## Exercise details
Gather all lines in the data that hold the string "image".

## Source data

- - - - - - -

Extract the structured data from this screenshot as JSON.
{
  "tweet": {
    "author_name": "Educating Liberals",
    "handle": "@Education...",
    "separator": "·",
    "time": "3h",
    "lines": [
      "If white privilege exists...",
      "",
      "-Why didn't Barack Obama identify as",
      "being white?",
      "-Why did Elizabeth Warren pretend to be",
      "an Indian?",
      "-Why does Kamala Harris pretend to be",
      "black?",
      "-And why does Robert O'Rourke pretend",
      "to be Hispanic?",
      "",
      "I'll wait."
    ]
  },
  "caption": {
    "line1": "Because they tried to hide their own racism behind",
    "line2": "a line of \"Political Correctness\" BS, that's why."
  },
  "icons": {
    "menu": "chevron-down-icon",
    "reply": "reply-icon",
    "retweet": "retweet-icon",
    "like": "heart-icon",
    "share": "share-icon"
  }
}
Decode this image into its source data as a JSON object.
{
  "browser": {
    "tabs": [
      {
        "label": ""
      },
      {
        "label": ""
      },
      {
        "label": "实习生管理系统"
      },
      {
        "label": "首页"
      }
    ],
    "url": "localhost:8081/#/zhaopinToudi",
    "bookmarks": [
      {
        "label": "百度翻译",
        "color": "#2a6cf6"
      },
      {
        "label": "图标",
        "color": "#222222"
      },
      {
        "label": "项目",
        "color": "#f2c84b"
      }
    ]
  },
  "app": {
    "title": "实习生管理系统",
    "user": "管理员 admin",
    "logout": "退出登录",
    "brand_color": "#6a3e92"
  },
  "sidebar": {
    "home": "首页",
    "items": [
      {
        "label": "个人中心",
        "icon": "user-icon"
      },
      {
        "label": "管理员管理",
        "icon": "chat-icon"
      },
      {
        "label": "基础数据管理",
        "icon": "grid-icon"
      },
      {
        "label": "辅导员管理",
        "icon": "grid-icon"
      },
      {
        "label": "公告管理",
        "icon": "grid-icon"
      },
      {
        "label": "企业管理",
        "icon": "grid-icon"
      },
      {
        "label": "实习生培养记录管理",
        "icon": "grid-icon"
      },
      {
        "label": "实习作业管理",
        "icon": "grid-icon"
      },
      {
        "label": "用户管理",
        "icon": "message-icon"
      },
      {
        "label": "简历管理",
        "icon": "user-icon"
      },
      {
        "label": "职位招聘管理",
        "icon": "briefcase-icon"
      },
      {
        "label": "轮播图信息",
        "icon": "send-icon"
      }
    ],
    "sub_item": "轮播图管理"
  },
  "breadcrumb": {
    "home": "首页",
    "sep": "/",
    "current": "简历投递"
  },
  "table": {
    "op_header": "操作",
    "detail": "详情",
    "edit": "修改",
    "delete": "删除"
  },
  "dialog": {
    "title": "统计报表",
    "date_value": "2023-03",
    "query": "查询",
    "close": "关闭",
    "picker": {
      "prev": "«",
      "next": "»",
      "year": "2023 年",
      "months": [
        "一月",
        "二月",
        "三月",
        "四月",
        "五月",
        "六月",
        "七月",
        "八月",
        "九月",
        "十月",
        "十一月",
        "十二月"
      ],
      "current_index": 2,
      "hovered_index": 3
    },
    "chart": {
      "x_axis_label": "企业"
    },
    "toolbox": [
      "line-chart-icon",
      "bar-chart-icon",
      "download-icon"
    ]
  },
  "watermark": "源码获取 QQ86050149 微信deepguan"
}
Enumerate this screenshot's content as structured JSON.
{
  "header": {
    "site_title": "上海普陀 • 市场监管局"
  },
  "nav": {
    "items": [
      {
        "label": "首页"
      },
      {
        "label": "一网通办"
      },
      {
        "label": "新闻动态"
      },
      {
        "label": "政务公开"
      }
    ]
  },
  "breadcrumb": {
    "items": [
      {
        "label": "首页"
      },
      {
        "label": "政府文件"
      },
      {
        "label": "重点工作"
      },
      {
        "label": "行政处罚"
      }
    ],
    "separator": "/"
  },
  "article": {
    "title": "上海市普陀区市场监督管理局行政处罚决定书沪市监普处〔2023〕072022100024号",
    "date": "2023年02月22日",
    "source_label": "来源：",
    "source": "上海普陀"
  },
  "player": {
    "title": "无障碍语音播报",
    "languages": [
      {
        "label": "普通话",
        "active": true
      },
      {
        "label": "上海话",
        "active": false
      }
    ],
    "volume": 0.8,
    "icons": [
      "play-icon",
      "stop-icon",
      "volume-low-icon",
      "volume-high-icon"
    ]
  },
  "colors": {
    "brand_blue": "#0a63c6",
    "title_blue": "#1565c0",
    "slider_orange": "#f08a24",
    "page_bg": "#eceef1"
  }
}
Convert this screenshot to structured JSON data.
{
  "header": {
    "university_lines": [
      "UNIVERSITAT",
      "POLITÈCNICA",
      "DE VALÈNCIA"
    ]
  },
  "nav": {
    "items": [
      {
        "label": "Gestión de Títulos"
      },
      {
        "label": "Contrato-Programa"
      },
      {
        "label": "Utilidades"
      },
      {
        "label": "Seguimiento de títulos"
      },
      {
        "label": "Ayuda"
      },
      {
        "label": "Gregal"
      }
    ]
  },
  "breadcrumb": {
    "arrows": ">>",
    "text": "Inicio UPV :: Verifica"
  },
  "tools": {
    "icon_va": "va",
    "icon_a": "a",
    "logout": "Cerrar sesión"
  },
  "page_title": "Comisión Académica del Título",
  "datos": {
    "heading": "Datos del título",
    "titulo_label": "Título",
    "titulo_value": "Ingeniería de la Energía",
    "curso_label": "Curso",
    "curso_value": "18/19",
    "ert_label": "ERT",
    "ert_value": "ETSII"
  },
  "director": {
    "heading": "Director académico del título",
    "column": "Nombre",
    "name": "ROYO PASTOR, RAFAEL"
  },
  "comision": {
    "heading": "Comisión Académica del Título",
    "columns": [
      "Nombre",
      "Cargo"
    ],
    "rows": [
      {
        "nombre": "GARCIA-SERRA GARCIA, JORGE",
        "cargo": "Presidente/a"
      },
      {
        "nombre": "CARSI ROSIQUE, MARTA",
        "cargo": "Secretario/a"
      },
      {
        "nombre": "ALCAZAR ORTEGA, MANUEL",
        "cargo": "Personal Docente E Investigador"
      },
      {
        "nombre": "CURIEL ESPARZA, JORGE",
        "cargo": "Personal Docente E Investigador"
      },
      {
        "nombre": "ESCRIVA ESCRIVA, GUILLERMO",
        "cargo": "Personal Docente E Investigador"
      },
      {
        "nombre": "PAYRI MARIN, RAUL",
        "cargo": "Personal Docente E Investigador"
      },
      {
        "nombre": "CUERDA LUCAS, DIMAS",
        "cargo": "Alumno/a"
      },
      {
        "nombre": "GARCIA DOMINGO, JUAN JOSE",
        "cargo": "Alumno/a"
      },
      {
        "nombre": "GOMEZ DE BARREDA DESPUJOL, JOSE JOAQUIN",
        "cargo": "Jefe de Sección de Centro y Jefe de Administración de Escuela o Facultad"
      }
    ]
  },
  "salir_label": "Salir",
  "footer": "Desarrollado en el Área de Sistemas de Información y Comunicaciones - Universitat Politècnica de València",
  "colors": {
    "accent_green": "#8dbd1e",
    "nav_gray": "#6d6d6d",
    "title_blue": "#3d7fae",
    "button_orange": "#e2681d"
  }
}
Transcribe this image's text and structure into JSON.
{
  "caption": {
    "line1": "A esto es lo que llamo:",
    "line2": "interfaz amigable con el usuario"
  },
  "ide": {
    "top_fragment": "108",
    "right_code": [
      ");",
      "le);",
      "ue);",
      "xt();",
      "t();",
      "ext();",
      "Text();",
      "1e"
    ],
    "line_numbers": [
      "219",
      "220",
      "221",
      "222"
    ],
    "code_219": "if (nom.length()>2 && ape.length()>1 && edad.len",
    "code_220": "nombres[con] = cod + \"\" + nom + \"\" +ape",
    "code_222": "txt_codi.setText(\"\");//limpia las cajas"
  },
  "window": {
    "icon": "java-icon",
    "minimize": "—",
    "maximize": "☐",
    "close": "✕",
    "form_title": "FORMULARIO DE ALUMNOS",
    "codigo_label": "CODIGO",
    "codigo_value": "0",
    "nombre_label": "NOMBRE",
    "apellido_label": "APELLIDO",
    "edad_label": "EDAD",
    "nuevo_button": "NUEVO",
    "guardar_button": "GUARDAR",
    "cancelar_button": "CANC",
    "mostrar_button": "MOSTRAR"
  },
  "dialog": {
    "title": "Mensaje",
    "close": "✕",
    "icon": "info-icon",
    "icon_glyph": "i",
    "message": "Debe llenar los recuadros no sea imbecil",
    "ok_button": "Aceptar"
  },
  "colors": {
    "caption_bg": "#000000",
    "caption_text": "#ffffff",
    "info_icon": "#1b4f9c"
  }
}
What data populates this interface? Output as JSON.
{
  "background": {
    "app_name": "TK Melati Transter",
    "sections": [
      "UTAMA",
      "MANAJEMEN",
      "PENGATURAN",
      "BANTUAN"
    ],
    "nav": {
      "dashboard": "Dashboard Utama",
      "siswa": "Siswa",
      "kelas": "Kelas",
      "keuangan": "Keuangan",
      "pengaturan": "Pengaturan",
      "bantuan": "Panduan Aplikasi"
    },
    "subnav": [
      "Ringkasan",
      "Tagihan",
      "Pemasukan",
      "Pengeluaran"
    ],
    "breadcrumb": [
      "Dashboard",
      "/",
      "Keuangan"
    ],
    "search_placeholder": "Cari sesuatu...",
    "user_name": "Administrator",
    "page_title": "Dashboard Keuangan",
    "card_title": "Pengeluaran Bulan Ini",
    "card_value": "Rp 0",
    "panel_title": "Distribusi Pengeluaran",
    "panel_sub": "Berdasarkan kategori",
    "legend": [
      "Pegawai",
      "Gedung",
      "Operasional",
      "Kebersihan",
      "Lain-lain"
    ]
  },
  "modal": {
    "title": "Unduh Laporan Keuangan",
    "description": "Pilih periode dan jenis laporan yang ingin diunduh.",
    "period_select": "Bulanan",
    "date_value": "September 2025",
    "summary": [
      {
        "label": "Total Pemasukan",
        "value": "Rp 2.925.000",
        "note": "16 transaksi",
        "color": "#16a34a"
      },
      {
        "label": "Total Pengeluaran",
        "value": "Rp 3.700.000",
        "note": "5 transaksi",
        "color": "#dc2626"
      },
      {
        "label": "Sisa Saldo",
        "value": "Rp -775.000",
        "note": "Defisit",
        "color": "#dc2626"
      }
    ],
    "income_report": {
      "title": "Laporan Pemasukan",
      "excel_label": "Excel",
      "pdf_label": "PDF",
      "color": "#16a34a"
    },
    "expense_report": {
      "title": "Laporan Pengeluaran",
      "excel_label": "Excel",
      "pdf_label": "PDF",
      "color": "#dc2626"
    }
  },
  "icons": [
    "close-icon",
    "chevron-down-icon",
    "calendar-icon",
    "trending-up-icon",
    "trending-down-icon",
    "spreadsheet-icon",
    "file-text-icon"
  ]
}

- - - - - - -

## Answer in full
Decode this image into its source data as a JSON object.
Transcribe this image's text and structure into JSON.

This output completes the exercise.